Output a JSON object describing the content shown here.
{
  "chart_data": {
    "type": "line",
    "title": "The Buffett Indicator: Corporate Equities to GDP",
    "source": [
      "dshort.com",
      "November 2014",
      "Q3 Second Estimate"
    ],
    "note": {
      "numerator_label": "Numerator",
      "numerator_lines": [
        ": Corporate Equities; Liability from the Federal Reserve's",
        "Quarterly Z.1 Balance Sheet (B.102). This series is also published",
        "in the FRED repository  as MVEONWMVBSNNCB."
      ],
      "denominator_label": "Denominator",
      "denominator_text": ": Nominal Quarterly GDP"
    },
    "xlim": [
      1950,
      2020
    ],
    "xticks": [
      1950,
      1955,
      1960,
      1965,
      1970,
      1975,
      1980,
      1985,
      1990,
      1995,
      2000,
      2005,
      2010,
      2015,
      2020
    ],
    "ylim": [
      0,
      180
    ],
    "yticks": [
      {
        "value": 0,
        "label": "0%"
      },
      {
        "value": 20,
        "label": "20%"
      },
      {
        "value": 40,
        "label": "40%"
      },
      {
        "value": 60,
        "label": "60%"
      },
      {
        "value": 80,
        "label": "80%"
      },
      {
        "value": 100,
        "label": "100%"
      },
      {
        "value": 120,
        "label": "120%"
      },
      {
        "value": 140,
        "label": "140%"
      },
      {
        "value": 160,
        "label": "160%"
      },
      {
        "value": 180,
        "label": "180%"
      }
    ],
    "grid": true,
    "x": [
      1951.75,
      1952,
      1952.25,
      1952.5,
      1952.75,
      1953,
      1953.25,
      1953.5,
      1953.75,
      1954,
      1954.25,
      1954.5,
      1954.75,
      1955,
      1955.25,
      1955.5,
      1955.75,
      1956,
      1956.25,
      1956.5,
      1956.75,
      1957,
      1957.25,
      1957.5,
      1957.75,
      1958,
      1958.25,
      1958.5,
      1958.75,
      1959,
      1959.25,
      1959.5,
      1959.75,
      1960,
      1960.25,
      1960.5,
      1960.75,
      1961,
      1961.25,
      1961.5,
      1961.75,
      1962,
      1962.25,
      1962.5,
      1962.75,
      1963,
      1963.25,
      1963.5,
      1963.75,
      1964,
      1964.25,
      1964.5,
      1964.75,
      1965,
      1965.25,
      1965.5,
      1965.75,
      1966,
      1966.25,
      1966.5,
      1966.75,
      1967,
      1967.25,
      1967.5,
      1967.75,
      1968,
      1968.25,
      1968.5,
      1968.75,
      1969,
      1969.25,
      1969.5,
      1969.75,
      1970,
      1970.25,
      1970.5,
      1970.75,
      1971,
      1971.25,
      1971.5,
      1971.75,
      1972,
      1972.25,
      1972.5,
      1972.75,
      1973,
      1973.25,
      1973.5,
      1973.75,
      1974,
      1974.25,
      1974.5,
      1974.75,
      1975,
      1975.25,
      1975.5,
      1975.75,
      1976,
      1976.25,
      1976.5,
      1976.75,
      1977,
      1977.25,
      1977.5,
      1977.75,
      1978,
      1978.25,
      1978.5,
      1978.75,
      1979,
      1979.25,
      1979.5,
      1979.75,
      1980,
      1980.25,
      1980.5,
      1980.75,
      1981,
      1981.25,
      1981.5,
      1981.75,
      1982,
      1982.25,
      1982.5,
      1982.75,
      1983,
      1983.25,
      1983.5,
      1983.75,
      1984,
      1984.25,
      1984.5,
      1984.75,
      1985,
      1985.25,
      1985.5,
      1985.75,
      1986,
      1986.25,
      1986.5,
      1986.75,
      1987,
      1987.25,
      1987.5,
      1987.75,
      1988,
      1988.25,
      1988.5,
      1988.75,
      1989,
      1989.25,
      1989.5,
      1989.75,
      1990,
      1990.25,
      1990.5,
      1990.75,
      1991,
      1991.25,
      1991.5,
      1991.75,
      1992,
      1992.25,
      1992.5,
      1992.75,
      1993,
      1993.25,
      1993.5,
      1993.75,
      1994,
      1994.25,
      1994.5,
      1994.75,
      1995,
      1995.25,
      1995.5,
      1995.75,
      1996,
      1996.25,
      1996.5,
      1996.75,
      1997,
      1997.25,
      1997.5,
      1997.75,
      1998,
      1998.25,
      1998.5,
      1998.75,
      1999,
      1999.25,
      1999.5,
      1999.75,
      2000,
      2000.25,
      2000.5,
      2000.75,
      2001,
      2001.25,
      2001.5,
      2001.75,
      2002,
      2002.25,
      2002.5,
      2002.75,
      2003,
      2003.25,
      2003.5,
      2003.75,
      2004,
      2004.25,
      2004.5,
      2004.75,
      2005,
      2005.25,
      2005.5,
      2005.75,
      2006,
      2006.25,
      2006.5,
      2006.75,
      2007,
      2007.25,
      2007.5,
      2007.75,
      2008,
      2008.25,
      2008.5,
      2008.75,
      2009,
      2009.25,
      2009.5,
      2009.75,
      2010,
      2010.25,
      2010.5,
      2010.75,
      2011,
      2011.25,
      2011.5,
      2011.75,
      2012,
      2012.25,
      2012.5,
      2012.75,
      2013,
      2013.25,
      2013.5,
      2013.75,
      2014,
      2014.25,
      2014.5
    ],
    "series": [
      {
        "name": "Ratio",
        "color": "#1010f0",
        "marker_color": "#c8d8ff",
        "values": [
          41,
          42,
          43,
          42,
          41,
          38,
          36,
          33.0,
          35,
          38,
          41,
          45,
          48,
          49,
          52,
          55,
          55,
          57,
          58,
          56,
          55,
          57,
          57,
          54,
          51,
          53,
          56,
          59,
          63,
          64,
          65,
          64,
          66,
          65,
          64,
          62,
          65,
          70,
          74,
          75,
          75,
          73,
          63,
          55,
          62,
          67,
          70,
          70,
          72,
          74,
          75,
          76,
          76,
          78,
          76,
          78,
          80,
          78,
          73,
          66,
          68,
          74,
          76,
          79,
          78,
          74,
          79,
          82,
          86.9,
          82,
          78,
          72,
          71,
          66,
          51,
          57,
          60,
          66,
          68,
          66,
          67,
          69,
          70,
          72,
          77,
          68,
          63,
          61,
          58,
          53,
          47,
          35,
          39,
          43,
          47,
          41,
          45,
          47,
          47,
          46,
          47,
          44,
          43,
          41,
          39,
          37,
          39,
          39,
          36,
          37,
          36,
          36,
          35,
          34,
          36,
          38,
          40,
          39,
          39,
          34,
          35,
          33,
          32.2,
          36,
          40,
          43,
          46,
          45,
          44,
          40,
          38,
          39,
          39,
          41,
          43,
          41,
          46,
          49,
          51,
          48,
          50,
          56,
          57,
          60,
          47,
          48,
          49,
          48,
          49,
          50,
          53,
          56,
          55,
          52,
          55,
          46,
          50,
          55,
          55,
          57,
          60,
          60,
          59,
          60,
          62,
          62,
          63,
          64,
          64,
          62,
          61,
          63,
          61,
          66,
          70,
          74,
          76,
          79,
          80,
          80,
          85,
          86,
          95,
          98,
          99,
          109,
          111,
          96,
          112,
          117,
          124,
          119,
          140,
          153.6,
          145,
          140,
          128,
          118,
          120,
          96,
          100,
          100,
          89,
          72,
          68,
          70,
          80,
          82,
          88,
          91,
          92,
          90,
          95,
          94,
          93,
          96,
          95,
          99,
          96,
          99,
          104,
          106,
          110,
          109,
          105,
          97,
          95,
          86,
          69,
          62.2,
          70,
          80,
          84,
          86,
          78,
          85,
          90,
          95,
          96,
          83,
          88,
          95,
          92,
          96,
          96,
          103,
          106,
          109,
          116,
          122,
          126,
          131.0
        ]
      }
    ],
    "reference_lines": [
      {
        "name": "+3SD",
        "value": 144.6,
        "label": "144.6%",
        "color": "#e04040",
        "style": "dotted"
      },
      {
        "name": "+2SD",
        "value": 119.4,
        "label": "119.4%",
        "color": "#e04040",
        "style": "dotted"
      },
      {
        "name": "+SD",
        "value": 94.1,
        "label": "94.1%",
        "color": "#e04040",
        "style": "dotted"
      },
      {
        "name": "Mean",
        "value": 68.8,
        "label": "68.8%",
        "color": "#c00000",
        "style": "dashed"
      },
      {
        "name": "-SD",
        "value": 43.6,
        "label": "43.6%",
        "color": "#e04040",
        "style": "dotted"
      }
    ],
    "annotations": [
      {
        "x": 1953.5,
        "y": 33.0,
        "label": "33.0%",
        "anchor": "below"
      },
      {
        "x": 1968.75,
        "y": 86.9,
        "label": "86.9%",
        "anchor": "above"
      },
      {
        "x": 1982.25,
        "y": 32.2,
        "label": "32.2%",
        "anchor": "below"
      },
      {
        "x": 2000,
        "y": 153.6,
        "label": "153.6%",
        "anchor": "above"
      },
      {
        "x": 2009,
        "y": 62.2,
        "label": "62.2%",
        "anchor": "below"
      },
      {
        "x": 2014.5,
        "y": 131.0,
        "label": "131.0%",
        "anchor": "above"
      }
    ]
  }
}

-----

• WHAT IS EXPECTED
Only a number is needed: how many lines of the material above contain "Equities"?

• SOLUTION BELOW
2